GIVEN PROBLEM - Locate and copy each line in the data that contains the word "JSON".
start
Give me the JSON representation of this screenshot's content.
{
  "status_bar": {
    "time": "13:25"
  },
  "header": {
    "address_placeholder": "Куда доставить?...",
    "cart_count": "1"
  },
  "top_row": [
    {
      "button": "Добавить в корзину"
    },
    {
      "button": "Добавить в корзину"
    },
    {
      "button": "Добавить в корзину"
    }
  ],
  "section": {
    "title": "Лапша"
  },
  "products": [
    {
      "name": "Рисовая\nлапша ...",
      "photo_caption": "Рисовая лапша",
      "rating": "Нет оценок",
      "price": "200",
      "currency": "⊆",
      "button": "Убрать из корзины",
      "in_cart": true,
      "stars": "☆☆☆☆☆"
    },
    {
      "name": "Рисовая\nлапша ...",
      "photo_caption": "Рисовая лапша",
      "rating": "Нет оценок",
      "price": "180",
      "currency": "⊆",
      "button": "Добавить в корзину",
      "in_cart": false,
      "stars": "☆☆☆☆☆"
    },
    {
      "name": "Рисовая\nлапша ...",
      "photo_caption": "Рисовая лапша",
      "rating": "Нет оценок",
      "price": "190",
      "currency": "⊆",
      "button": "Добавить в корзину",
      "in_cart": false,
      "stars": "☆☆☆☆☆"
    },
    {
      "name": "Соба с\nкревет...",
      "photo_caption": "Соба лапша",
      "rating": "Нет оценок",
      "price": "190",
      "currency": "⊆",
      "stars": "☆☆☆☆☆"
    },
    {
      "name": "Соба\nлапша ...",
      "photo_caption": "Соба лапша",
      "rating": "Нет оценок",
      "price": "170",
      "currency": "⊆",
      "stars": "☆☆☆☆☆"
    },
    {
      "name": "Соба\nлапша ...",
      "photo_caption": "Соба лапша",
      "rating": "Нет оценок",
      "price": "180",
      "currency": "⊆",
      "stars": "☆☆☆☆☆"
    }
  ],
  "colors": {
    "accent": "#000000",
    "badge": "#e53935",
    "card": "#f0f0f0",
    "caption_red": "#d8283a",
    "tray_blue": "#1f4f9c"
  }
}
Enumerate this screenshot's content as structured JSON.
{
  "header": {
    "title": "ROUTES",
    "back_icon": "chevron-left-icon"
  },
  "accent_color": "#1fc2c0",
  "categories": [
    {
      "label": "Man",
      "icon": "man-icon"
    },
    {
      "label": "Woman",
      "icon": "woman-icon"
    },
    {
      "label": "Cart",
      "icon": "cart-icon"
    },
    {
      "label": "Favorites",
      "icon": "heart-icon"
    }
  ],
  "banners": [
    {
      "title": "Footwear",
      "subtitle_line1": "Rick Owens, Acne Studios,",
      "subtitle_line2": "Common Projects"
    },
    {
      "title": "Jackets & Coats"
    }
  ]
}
end
ANSWER TO THE EXERCISE -
Give me the JSON representation of this screenshot's content.
Enumerate this screenshot's content as structured JSON.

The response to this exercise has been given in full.